Explorando o material:
1) Responda às perguntas abaixo com base no texto sobre os cardeais.
(a) Quais cardeais divulgaram a declaração conjunta?
(b) Quais deles participaram da conferência de imprensa?
(c) De que reino a Groenlândia é um território autônomo?
2) Reproduza o trecho do texto sobre os cardeais que vai de "Três cardeais da" até "na ajuda humanitária.", incluindo essas palavras.
3) Prossiga com o texto sobre os cardeais a partir do ponto em que ele termina.

Três cardeais da Igreja Católica nos Estados Unidos manifestaram forte crítica à política externa do governo Trump, afirmando que ações recentes ameaçam as relações internacionais e podem levar a sofrimento generalizado. Uma declaração conjunta divulgada pelos Cardeais Blase Cupich, Robert McElroy e Joseph Tobin citou preocupações específicas, incluindo a busca da Groenlândia pelo governo, a intervenção militar na Venezuela e as reduções na ajuda humanitária.
Os cardeais argumentaram que essas políticas minam a dignidade humana e colocam em risco a paz global. "O papel moral do nosso país em confrontar o mal em todo o mundo, sustentar o direito à vida e à dignidade humana e apoiar a liberdade religiosa estão todos sob análise", dizia a declaração. As declarações foram feitas após a eleição do Papa Leão XIV no Pontifício Colégio Norte-Americano em Roma, em 9 de maio de 2025, onde os Cardeais Tobin e Cupich participaram de uma conferência de imprensa.
A potencial aquisição da Groenlândia, um território autônomo dentro do Reino da Dinamarca, tem sido uma questão controversa, levantando questões sobre soberania e autodeterminação. Historicamente, os Estados Unidos demonstraram interesse na localização estratégica da Groenlândia, particularmente durante a Guerra Fria. No entanto, a recente busca encontrou resistência da Dinamarca e gerou um debate internacional sobre a exploração de recursos e a influência geopolítica na região do Ártico, uma região cada vez mais vulnerável às mudanças climáticas e que atrai a atenção de várias potências globais.

Registros:

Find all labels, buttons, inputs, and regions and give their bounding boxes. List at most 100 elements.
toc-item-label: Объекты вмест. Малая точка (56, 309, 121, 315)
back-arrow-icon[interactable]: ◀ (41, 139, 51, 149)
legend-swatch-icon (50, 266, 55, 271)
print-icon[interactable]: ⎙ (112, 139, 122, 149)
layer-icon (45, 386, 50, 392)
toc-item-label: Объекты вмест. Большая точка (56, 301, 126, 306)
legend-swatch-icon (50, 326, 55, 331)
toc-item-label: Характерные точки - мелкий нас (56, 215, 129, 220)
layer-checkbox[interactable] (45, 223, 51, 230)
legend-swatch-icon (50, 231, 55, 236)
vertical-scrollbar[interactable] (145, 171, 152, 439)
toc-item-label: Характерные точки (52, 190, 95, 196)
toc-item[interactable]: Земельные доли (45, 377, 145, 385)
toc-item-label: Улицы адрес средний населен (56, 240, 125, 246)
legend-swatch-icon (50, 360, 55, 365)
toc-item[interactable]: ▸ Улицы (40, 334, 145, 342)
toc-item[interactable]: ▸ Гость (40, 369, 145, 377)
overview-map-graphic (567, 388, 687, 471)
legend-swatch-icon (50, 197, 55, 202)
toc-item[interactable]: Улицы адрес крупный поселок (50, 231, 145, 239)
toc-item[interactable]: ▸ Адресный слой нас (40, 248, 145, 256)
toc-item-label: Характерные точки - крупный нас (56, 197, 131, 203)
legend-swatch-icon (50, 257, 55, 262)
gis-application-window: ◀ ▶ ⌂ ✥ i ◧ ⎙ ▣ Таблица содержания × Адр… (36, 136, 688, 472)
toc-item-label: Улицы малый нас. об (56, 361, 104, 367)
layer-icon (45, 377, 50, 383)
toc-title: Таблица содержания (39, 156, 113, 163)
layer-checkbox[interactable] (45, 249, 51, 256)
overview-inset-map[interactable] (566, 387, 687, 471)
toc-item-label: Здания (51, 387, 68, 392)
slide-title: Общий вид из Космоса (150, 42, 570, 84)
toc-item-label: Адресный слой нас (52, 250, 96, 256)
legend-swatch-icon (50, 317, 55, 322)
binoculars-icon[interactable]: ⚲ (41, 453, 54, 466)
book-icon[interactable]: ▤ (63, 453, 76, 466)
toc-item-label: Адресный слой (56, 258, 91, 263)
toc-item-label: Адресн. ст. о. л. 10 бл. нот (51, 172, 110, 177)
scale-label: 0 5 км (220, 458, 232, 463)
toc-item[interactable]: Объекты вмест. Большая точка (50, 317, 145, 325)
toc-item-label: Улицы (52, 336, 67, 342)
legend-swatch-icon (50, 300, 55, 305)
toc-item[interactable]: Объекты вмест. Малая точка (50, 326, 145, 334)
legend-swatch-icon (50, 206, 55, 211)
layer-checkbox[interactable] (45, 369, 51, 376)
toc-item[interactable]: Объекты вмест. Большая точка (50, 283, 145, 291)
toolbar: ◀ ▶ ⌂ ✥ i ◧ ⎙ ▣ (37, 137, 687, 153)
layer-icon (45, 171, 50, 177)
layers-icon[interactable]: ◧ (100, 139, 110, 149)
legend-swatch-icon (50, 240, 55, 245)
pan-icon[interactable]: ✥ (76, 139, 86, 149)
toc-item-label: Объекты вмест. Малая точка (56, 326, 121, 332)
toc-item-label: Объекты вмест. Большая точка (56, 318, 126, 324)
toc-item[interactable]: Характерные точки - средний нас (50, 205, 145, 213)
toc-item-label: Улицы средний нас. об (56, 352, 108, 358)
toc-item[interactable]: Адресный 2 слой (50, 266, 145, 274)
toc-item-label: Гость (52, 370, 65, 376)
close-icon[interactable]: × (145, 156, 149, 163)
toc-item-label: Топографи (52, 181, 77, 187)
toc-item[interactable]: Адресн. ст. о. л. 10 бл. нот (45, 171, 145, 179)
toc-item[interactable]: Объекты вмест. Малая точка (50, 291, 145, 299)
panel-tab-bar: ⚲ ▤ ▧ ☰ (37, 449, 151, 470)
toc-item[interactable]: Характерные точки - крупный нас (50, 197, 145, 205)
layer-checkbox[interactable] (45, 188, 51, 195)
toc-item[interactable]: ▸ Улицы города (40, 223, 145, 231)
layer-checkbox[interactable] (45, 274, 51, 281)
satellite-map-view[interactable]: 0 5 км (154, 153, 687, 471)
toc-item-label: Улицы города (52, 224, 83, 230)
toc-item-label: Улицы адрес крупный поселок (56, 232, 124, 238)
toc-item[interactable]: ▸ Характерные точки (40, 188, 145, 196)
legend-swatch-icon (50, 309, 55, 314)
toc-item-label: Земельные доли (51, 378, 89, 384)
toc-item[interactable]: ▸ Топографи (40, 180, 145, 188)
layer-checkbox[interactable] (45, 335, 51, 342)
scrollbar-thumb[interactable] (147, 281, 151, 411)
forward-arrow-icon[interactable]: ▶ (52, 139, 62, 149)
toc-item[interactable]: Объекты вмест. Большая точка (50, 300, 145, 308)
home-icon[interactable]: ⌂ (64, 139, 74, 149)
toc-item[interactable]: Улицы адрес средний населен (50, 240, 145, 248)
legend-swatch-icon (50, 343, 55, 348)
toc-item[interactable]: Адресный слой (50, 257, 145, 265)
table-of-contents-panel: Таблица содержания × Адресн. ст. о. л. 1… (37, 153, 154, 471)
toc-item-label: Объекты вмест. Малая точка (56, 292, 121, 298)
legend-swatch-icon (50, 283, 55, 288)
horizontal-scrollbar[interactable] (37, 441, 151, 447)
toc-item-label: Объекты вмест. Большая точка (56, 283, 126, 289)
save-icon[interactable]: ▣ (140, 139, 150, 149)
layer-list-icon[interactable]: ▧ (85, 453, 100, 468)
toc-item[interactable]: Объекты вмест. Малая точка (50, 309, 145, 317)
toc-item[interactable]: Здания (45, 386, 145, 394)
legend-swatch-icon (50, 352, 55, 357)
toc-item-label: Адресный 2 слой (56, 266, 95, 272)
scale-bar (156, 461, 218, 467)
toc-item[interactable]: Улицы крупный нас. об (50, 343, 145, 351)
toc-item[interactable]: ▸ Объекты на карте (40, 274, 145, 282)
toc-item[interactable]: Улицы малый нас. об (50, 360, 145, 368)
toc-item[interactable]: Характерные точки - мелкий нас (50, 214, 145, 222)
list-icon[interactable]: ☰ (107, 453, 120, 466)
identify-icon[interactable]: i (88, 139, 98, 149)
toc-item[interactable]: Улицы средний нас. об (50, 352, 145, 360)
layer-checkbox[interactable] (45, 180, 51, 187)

Respostas das tarefas:
1)
(a) Blase Cupich, Robert McElroy e Joseph Tobin.
(b) Tobin e Cupich.
(c) Do Reino da Dinamarca.

2)
Três cardeais da Igreja Católica nos Estados Unidos manifestaram forte crítica à política externa do governo Trump, afirmando que ações recentes ameaçam as relações internacionais e podem levar a sofrimento generalizado. Uma declaração conjunta divulgada pelos Cardeais Blase Cupich, Robert McElroy e Joseph Tobin citou preocupações específicas, incluindo a busca da Groenlândia pelo governo, a intervenção militar na Venezuela e as reduções na ajuda humanitária.

3)
A ação militar na Venezuela, uma nação que luta contra a instabilidade política e econômica, exacerbou ainda mais as tensões na América Latina. A declaração dos cardeais reflete a preocupação de que políticas intervencionistas possam desestabilizar a região, levando a mais crises humanitárias e deslocamentos. A Igreja Católica há muito desempenha um papel de mediação na Venezuela, defendendo o diálogo pacífico e uma resolução para os conflitos internos do país.
Além disso, os cortes na ajuda humanitária foram criticados por suas potenciais consequências devastadoras em comunidades vulneráveis em todo o mundo. Os Estados Unidos têm sido historicamente um dos principais fornecedores de assistência humanitária, e as reduções na ajuda podem impactar programas que abordam a pobreza, doenças e socorro a desastres. Os cardeais enfatizaram o imperativo moral de ajudar os necessitados, independentemente de considerações políticas.
A Igreja Católica, com seu alcance global e compromisso com a justiça social, muitas vezes serviu como uma voz moral em questões internacionais. A declaração dos cardeais reflete uma preocupação mais ampla dentro dos círculos religiosos e humanitários sobre a direção da política externa dos EUA e seu impacto potencial na estabilidade global e no bem-estar humano. O Vaticano ainda não emitiu uma declaração oficial sobre o assunto, mas esses comentários de proeminentes cardeais americanos provavelmente repercutirão na comunidade católica global e além. O governo Trump ainda não respondeu às críticas dos cardeais.